Rewrite each line of the records below as a JSON list of strings, one string per line, leaving out any blank lines.

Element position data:

━━━━━━

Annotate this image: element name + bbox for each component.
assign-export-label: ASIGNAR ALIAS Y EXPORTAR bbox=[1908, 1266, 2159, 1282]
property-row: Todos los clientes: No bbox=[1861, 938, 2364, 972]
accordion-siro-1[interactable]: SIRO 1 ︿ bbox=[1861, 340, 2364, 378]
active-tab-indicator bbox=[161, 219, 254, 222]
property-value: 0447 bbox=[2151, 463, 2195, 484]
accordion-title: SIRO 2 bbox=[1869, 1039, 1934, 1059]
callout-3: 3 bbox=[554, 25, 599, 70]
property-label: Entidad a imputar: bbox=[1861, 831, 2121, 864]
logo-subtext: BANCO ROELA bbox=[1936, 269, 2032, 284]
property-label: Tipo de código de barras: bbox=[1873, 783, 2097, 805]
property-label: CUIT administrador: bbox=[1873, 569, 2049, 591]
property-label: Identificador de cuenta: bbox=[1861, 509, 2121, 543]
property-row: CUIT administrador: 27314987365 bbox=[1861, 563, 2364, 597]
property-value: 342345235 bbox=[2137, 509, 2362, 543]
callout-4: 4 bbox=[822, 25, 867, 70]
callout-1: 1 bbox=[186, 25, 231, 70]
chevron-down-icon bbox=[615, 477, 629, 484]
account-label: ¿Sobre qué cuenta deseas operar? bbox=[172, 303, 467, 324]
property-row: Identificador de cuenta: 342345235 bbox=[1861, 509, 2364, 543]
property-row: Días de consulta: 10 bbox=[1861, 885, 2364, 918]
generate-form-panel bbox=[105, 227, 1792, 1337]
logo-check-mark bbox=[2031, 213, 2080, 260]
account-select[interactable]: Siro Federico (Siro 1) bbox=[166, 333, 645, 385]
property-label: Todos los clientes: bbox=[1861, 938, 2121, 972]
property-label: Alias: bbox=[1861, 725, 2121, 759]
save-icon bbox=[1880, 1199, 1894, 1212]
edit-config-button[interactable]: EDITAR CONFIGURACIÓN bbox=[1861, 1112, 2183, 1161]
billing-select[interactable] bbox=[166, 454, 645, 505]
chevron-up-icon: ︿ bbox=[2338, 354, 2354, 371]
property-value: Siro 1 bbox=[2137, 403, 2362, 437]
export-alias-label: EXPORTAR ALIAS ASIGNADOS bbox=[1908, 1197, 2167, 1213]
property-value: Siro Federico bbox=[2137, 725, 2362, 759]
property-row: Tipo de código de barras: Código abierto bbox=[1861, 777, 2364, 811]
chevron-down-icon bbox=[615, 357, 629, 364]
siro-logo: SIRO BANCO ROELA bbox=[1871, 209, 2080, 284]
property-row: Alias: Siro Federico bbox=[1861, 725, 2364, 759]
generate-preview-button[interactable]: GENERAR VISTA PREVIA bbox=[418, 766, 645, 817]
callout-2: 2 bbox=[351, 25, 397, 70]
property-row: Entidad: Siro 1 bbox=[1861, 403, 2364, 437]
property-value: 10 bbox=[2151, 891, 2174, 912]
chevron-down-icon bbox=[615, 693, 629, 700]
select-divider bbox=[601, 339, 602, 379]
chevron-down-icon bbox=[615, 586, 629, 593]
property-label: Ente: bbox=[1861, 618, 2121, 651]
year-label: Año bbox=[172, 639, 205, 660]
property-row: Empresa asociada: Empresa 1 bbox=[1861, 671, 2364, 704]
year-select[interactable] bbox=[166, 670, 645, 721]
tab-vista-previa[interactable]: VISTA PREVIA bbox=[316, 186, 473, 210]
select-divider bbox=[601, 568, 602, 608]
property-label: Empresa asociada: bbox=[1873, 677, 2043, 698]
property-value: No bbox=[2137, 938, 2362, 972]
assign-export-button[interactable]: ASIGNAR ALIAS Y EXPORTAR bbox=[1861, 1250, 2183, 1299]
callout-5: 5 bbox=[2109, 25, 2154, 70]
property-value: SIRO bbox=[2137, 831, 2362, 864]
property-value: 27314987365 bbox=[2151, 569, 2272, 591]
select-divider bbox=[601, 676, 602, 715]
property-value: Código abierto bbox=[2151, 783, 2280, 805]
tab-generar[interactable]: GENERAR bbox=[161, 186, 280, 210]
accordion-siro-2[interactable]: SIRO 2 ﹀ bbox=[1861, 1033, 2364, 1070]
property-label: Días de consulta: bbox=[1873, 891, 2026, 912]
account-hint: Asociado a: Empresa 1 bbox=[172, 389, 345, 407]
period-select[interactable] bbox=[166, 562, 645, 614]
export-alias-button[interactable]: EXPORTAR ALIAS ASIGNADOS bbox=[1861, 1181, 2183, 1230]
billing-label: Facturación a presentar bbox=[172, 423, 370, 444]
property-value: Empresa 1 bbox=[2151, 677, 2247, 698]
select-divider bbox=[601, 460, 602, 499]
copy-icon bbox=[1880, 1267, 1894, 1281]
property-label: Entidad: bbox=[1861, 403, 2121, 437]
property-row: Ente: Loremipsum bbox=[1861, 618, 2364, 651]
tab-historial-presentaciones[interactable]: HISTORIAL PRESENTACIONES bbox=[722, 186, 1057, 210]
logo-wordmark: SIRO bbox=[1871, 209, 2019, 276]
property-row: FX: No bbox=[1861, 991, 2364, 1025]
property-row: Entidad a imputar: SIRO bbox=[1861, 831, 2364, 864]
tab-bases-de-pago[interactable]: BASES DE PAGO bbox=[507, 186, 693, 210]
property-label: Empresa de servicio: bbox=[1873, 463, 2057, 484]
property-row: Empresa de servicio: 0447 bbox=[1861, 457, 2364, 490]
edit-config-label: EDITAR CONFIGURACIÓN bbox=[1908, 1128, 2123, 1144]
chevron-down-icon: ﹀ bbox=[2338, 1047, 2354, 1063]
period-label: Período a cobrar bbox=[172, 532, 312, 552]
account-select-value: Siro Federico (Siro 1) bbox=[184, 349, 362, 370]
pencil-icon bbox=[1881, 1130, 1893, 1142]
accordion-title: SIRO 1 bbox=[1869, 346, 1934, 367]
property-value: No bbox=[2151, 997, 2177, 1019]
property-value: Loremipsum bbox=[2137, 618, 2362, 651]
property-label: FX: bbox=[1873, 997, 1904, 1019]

━━━━━━

# RIGHT ANSWER
[
  "Annotate this image: element name + bbox for each component.",
  "assign-export-label: ASIGNAR ALIAS Y EXPORTAR bbox=[1908, 1266, 2159, 1282]",
  "property-row: Todos los clientes: No bbox=[1861, 938, 2364, 972]",
  "accordion-siro-1[interactable]: SIRO 1 ︿ bbox=[1861, 340, 2364, 378]",
  "active-tab-indicator bbox=[161, 219, 254, 222]",
  "property-value: 0447 bbox=[2151, 463, 2195, 484]",
  "accordion-title: SIRO 2 bbox=[1869, 1039, 1934, 1059]",
  "callout-3: 3 bbox=[554, 25, 599, 70]",
  "property-label: Entidad a imputar: bbox=[1861, 831, 2121, 864]",
  "logo-subtext: BANCO ROELA bbox=[1936, 269, 2032, 284]",
  "property-label: Tipo de código de barras: bbox=[1873, 783, 2097, 805]",
  "property-label: CUIT administrador: bbox=[1873, 569, 2049, 591]",
  "property-label: Identificador de cuenta: bbox=[1861, 509, 2121, 543]",
  "property-row: CUIT administrador: 27314987365 bbox=[1861, 563, 2364, 597]",
  "property-value: 342345235 bbox=[2137, 509, 2362, 543]",
  "callout-4: 4 bbox=[822, 25, 867, 70]",
  "callout-1: 1 bbox=[186, 25, 231, 70]",
  "chevron-down-icon bbox=[615, 477, 629, 484]",
  "account-label: ¿Sobre qué cuenta deseas operar? bbox=[172, 303, 467, 324]",
  "property-row: Identificador de cuenta: 342345235 bbox=[1861, 509, 2364, 543]",
  "property-row: Días de consulta: 10 bbox=[1861, 885, 2364, 918]",
  "generate-form-panel bbox=[105, 227, 1792, 1337]",
  "logo-check-mark bbox=[2031, 213, 2080, 260]",
  "account-select[interactable]: Siro Federico (Siro 1) bbox=[166, 333, 645, 385]",
  "property-label: Todos los clientes: bbox=[1861, 938, 2121, 972]",
  "property-label: Alias: bbox=[1861, 725, 2121, 759]",
  "save-icon bbox=[1880, 1199, 1894, 1212]",
  "edit-config-button[interactable]: EDITAR CONFIGURACIÓN bbox=[1861, 1112, 2183, 1161]",
  "billing-select[interactable] bbox=[166, 454, 645, 505]",
  "chevron-up-icon: ︿ bbox=[2338, 354, 2354, 371]",
  "property-value: Siro 1 bbox=[2137, 403, 2362, 437]",
  "export-alias-label: EXPORTAR ALIAS ASIGNADOS bbox=[1908, 1197, 2167, 1213]",
  "property-value: Siro Federico bbox=[2137, 725, 2362, 759]",
  "property-row: Tipo de código de barras: Código abierto bbox=[1861, 777, 2364, 811]",
  "chevron-down-icon bbox=[615, 357, 629, 364]",
  "siro-logo: SIRO BANCO ROELA bbox=[1871, 209, 2080, 284]",
  "property-row: Alias: Siro Federico bbox=[1861, 725, 2364, 759]",
  "generate-preview-button[interactable]: GENERAR VISTA PREVIA bbox=[418, 766, 645, 817]",
  "callout-2: 2 bbox=[351, 25, 397, 70]",
  "property-row: Entidad: Siro 1 bbox=[1861, 403, 2364, 437]",
  "property-value: 10 bbox=[2151, 891, 2174, 912]",
  "chevron-down-icon bbox=[615, 693, 629, 700]",
  "select-divider bbox=[601, 339, 602, 379]",
  "chevron-down-icon bbox=[615, 586, 629, 593]",
  "property-label: Ente: bbox=[1861, 618, 2121, 651]",
  "year-label: Año bbox=[172, 639, 205, 660]",
  "property-row: Empresa asociada: Empresa 1 bbox=[1861, 671, 2364, 704]",
  "year-select[interactable] bbox=[166, 670, 645, 721]",
  "tab-vista-previa[interactable]: VISTA PREVIA bbox=[316, 186, 473, 210]",
  "select-divider bbox=[601, 568, 602, 608]",
  "property-label: Empresa asociada: bbox=[1873, 677, 2043, 698]",
  "property-value: No bbox=[2137, 938, 2362, 972]",
  "assign-export-button[interactable]: ASIGNAR ALIAS Y EXPORTAR bbox=[1861, 1250, 2183, 1299]",
  "callout-5: 5 bbox=[2109, 25, 2154, 70]",
  "property-value: SIRO bbox=[2137, 831, 2362, 864]",
  "property-value: 27314987365 bbox=[2151, 569, 2272, 591]",
  "select-divider bbox=[601, 676, 602, 715]",
  "property-value: Código abierto bbox=[2151, 783, 2280, 805]",
  "tab-generar[interactable]: GENERAR bbox=[161, 186, 280, 210]",
  "accordion-siro-2[interactable]: SIRO 2 ﹀ bbox=[1861, 1033, 2364, 1070]",
  "property-label: Días de consulta: bbox=[1873, 891, 2026, 912]",
  "account-hint: Asociado a: Empresa 1 bbox=[172, 389, 345, 407]",
  "period-select[interactable] bbox=[166, 562, 645, 614]",
  "export-alias-button[interactable]: EXPORTAR ALIAS ASIGNADOS bbox=[1861, 1181, 2183, 1230]",
  "billing-label: Facturación a presentar bbox=[172, 423, 370, 444]",
  "property-value: Empresa 1 bbox=[2151, 677, 2247, 698]",
  "select-divider bbox=[601, 460, 602, 499]",
  "copy-icon bbox=[1880, 1267, 1894, 1281]",
  "property-label: Entidad: bbox=[1861, 403, 2121, 437]",
  "property-row: Ente: Loremipsum bbox=[1861, 618, 2364, 651]",
  "tab-historial-presentaciones[interactable]: HISTORIAL PRESENTACIONES bbox=[722, 186, 1057, 210]",
  "logo-wordmark: SIRO bbox=[1871, 209, 2019, 276]",
  "property-row: FX: No bbox=[1861, 991, 2364, 1025]",
  "property-row: Entidad a imputar: SIRO bbox=[1861, 831, 2364, 864]",
  "tab-bases-de-pago[interactable]: BASES DE PAGO bbox=[507, 186, 693, 210]",
  "property-label: Empresa de servicio: bbox=[1873, 463, 2057, 484]",
  "property-row: Empresa de servicio: 0447 bbox=[1861, 457, 2364, 490]",
  "edit-config-label: EDITAR CONFIGURACIÓN bbox=[1908, 1128, 2123, 1144]",
  "chevron-down-icon: ﹀ bbox=[2338, 1047, 2354, 1063]",
  "period-label: Período a cobrar bbox=[172, 532, 312, 552]",
  "account-select-value: Siro Federico (Siro 1) bbox=[184, 349, 362, 370]",
  "pencil-icon bbox=[1881, 1130, 1893, 1142]",
  "accordion-title: SIRO 1 bbox=[1869, 346, 1934, 367]",
  "property-value: No bbox=[2151, 997, 2177, 1019]",
  "property-value: Loremipsum bbox=[2137, 618, 2362, 651]",
  "property-label: FX: bbox=[1873, 997, 1904, 1019]"
]